Extracted records —
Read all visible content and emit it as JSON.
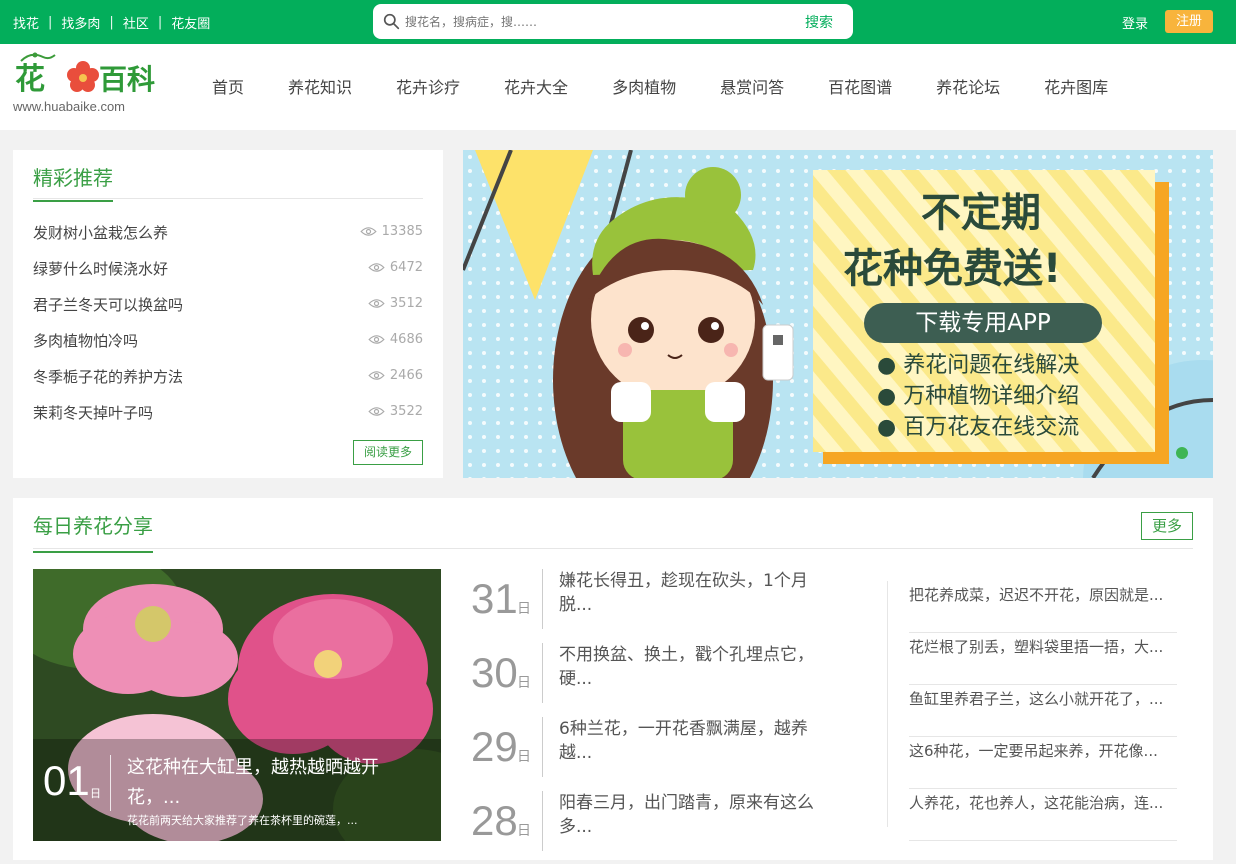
{
  "topbar": {
    "links": [
      "找花",
      "找多肉",
      "社区",
      "花友圈"
    ],
    "separator": "|",
    "search_placeholder": "搜花名，搜病症，搜……",
    "search_button": "搜索",
    "login": "登录",
    "register": "注册"
  },
  "logo": {
    "text_cn": "花百科",
    "url": "www.huabaike.com"
  },
  "nav": [
    "首页",
    "养花知识",
    "花卉诊疗",
    "花卉大全",
    "多肉植物",
    "悬赏问答",
    "百花图谱",
    "养花论坛",
    "花卉图库"
  ],
  "featured": {
    "title": "精彩推荐",
    "items": [
      {
        "q": "发财树小盆栽怎么养",
        "views": "13385"
      },
      {
        "q": "绿萝什么时候浇水好",
        "views": "6472"
      },
      {
        "q": "君子兰冬天可以换盆吗",
        "views": "3512"
      },
      {
        "q": "多肉植物怕冷吗",
        "views": "4686"
      },
      {
        "q": "冬季栀子花的养护方法",
        "views": "2466"
      },
      {
        "q": "茉莉冬天掉叶子吗",
        "views": "3522"
      }
    ],
    "read_more": "阅读更多"
  },
  "banner": {
    "line1": "不定期",
    "line2": "花种免费送!",
    "pill": "下载专用APP",
    "bullets": [
      "养花问题在线解决",
      "万种植物详细介绍",
      "百万花友在线交流"
    ]
  },
  "daily": {
    "title": "每日养花分享",
    "more": "更多",
    "day_suffix": "日",
    "photo": {
      "day": "01",
      "title": "这花种在大缸里，越热越晒越开花，...",
      "subtitle": "花花前两天给大家推荐了养在茶杯里的碗莲，..."
    },
    "dates": [
      {
        "day": "31",
        "text": "嫌花长得丑，趁现在砍头，1个月脱..."
      },
      {
        "day": "30",
        "text": "不用换盆、换土，戳个孔埋点它，硬..."
      },
      {
        "day": "29",
        "text": "6种兰花，一开花香飘满屋，越养越..."
      },
      {
        "day": "28",
        "text": "阳春三月，出门踏青，原来有这么多..."
      }
    ],
    "right_list": [
      "把花养成菜，迟迟不开花，原因就是...",
      "花烂根了别丢，塑料袋里捂一捂，大...",
      "鱼缸里养君子兰，这么小就开花了，...",
      "这6种花，一定要吊起来养，开花像...",
      "人养花，花也养人，这花能治病，连..."
    ]
  },
  "colors": {
    "brand_green": "#03ae5b",
    "title_green": "#3a9f45",
    "register_orange": "#f8b43c"
  }
}
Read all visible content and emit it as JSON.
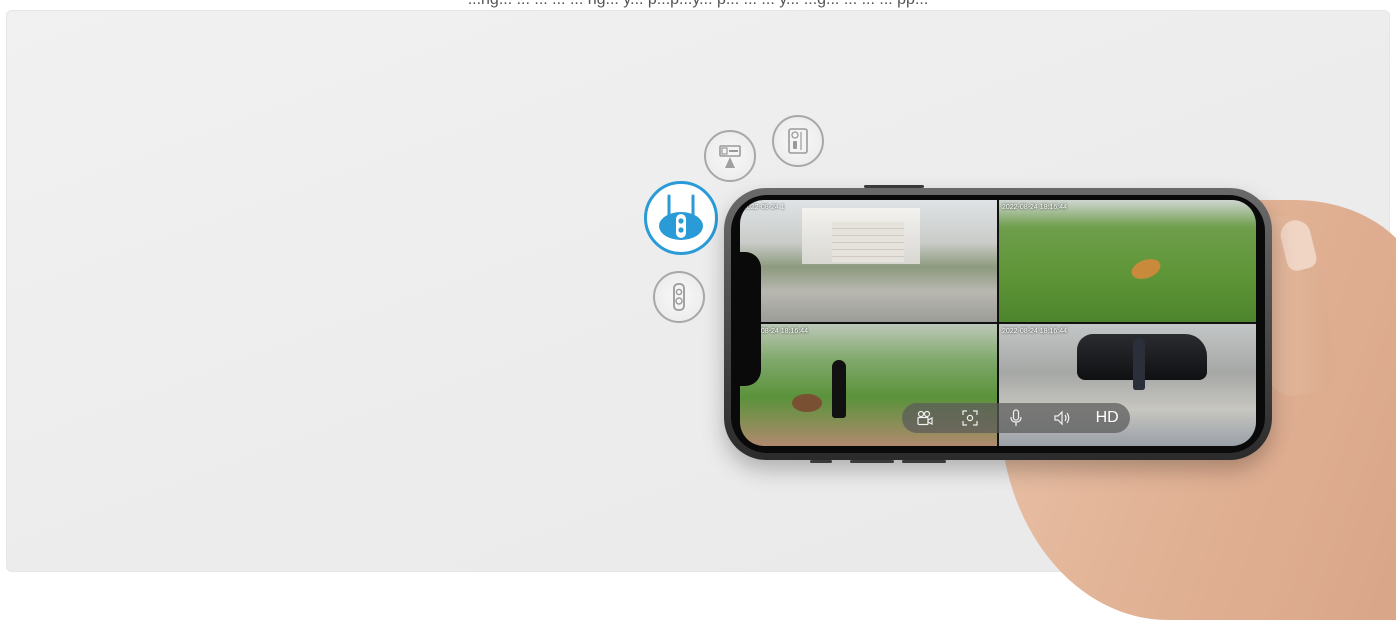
{
  "caption": "...ng... ... ... ... ... ng... y... p...p...y... p... ... ... y... ...g... ... ... ... pp...",
  "feeds": [
    {
      "timestamp": "2022-08-24 1"
    },
    {
      "timestamp": "2022-08-24 18:16:44"
    },
    {
      "timestamp": "2022-08-24 18:16:44"
    },
    {
      "timestamp": "2022-08-24 18:16:44"
    }
  ],
  "controls": {
    "hd_label": "HD",
    "icons": [
      "video-camera-icon",
      "snapshot-icon",
      "microphone-icon",
      "speaker-icon"
    ]
  },
  "device_icons": [
    "floodlight-camera-icon",
    "doorbell-camera-icon",
    "wireless-camera-icon",
    "doorbell-icon"
  ],
  "colors": {
    "accent": "#2a9bd7",
    "icon_gray": "#a8a8a8"
  }
}
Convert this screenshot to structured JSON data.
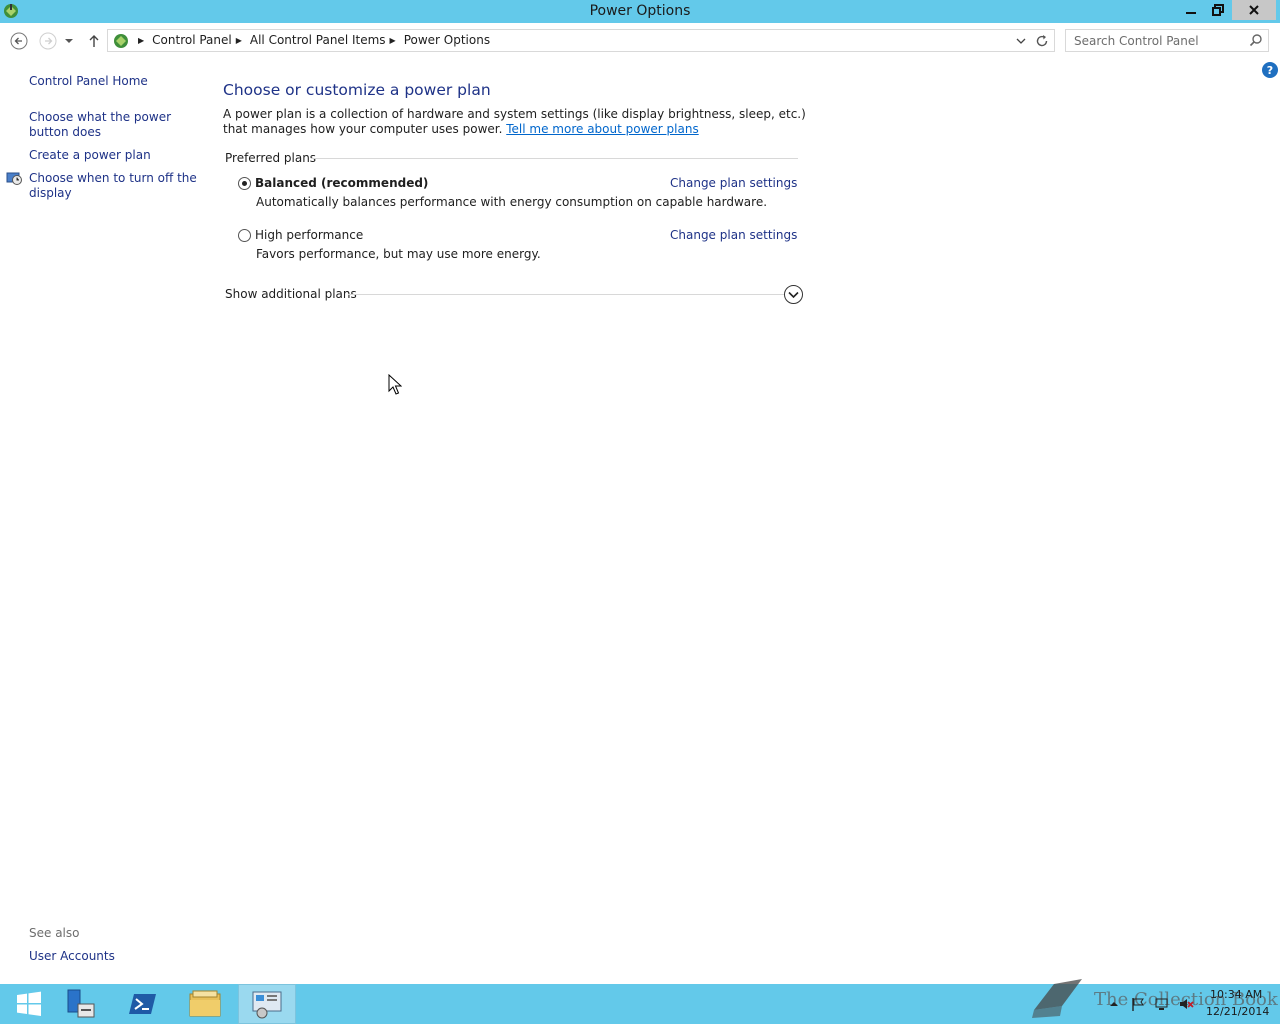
{
  "window": {
    "title": "Power Options"
  },
  "address": {
    "crumbs": [
      "Control Panel",
      "All Control Panel Items",
      "Power Options"
    ],
    "search_placeholder": "Search Control Panel"
  },
  "left_pane": {
    "home": "Control Panel Home",
    "power_button": "Choose what the power button does",
    "create_plan": "Create a power plan",
    "turn_off_display": "Choose when to turn off the display",
    "see_also": "See also",
    "user_accounts": "User Accounts"
  },
  "main": {
    "title": "Choose or customize a power plan",
    "description": "A power plan is a collection of hardware and system settings (like display brightness, sleep, etc.) that manages how your computer uses power.",
    "description_link": "Tell me more about power plans",
    "preferred_plans_label": "Preferred plans",
    "plans": [
      {
        "name": "Balanced (recommended)",
        "description": "Automatically balances performance with energy consumption on capable hardware.",
        "change_label": "Change plan settings",
        "selected": true
      },
      {
        "name": "High performance",
        "description": "Favors performance, but may use more energy.",
        "change_label": "Change plan settings",
        "selected": false
      }
    ],
    "show_additional": "Show additional plans"
  },
  "taskbar": {
    "watermark": "The Collection Book",
    "time": "10:34 AM",
    "date": "12/21/2014"
  },
  "colors": {
    "titlebar": "#63c9ea",
    "link": "#1e3287",
    "hyperlink": "#0066cc"
  }
}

Aim —
Reproduce each line word for word and drop the pictures.

Complete response —
Read all visible content and emit it as JSON.
{
  "topbar": {
    "links": [
      "找花",
      "找多肉",
      "社区",
      "花友圈"
    ],
    "separator": "|",
    "search_placeholder": "搜花名，搜病症，搜……",
    "search_button": "搜索",
    "login": "登录",
    "register": "注册"
  },
  "logo": {
    "text_cn": "花百科",
    "url": "www.huabaike.com"
  },
  "nav": [
    "首页",
    "养花知识",
    "花卉诊疗",
    "花卉大全",
    "多肉植物",
    "悬赏问答",
    "百花图谱",
    "养花论坛",
    "花卉图库"
  ],
  "featured": {
    "title": "精彩推荐",
    "items": [
      {
        "q": "发财树小盆栽怎么养",
        "views": "13385"
      },
      {
        "q": "绿萝什么时候浇水好",
        "views": "6472"
      },
      {
        "q": "君子兰冬天可以换盆吗",
        "views": "3512"
      },
      {
        "q": "多肉植物怕冷吗",
        "views": "4686"
      },
      {
        "q": "冬季栀子花的养护方法",
        "views": "2466"
      },
      {
        "q": "茉莉冬天掉叶子吗",
        "views": "3522"
      }
    ],
    "read_more": "阅读更多"
  },
  "banner": {
    "line1": "不定期",
    "line2": "花种免费送!",
    "pill": "下载专用APP",
    "bullets": [
      "养花问题在线解决",
      "万种植物详细介绍",
      "百万花友在线交流"
    ]
  },
  "daily": {
    "title": "每日养花分享",
    "more": "更多",
    "day_suffix": "日",
    "photo": {
      "day": "01",
      "title": "这花种在大缸里，越热越晒越开花，...",
      "subtitle": "花花前两天给大家推荐了养在茶杯里的碗莲，..."
    },
    "dates": [
      {
        "day": "31",
        "text": "嫌花长得丑，趁现在砍头，1个月脱..."
      },
      {
        "day": "30",
        "text": "不用换盆、换土，戳个孔埋点它，硬..."
      },
      {
        "day": "29",
        "text": "6种兰花，一开花香飘满屋，越养越..."
      },
      {
        "day": "28",
        "text": "阳春三月，出门踏青，原来有这么多..."
      }
    ],
    "right_list": [
      "把花养成菜，迟迟不开花，原因就是...",
      "花烂根了别丢，塑料袋里捂一捂，大...",
      "鱼缸里养君子兰，这么小就开花了，...",
      "这6种花，一定要吊起来养，开花像...",
      "人养花，花也养人，这花能治病，连..."
    ]
  },
  "colors": {
    "brand_green": "#03ae5b",
    "title_green": "#3a9f45",
    "register_orange": "#f8b43c"
  }
}
Read all visible content and emit it as JSON.
{
  "caption": "...ng... ... ... ... ... ng... y... p...p...y... p... ... ... y... ...g... ... ... ... pp...",
  "feeds": [
    {
      "timestamp": "2022-08-24 1"
    },
    {
      "timestamp": "2022-08-24 18:16:44"
    },
    {
      "timestamp": "2022-08-24 18:16:44"
    },
    {
      "timestamp": "2022-08-24 18:16:44"
    }
  ],
  "controls": {
    "hd_label": "HD",
    "icons": [
      "video-camera-icon",
      "snapshot-icon",
      "microphone-icon",
      "speaker-icon"
    ]
  },
  "device_icons": [
    "floodlight-camera-icon",
    "doorbell-camera-icon",
    "wireless-camera-icon",
    "doorbell-icon"
  ],
  "colors": {
    "accent": "#2a9bd7",
    "icon_gray": "#a8a8a8"
  }
}
Convert this screenshot to structured JSON data.
{
  "window": {
    "title": "Power Options"
  },
  "address": {
    "crumbs": [
      "Control Panel",
      "All Control Panel Items",
      "Power Options"
    ],
    "search_placeholder": "Search Control Panel"
  },
  "left_pane": {
    "home": "Control Panel Home",
    "power_button": "Choose what the power button does",
    "create_plan": "Create a power plan",
    "turn_off_display": "Choose when to turn off the display",
    "see_also": "See also",
    "user_accounts": "User Accounts"
  },
  "main": {
    "title": "Choose or customize a power plan",
    "description": "A power plan is a collection of hardware and system settings (like display brightness, sleep, etc.) that manages how your computer uses power.",
    "description_link": "Tell me more about power plans",
    "preferred_plans_label": "Preferred plans",
    "plans": [
      {
        "name": "Balanced (recommended)",
        "description": "Automatically balances performance with energy consumption on capable hardware.",
        "change_label": "Change plan settings",
        "selected": true
      },
      {
        "name": "High performance",
        "description": "Favors performance, but may use more energy.",
        "change_label": "Change plan settings",
        "selected": false
      }
    ],
    "show_additional": "Show additional plans"
  },
  "taskbar": {
    "watermark": "The Collection Book",
    "time": "10:34 AM",
    "date": "12/21/2014"
  },
  "colors": {
    "titlebar": "#63c9ea",
    "link": "#1e3287",
    "hyperlink": "#0066cc"
  }
}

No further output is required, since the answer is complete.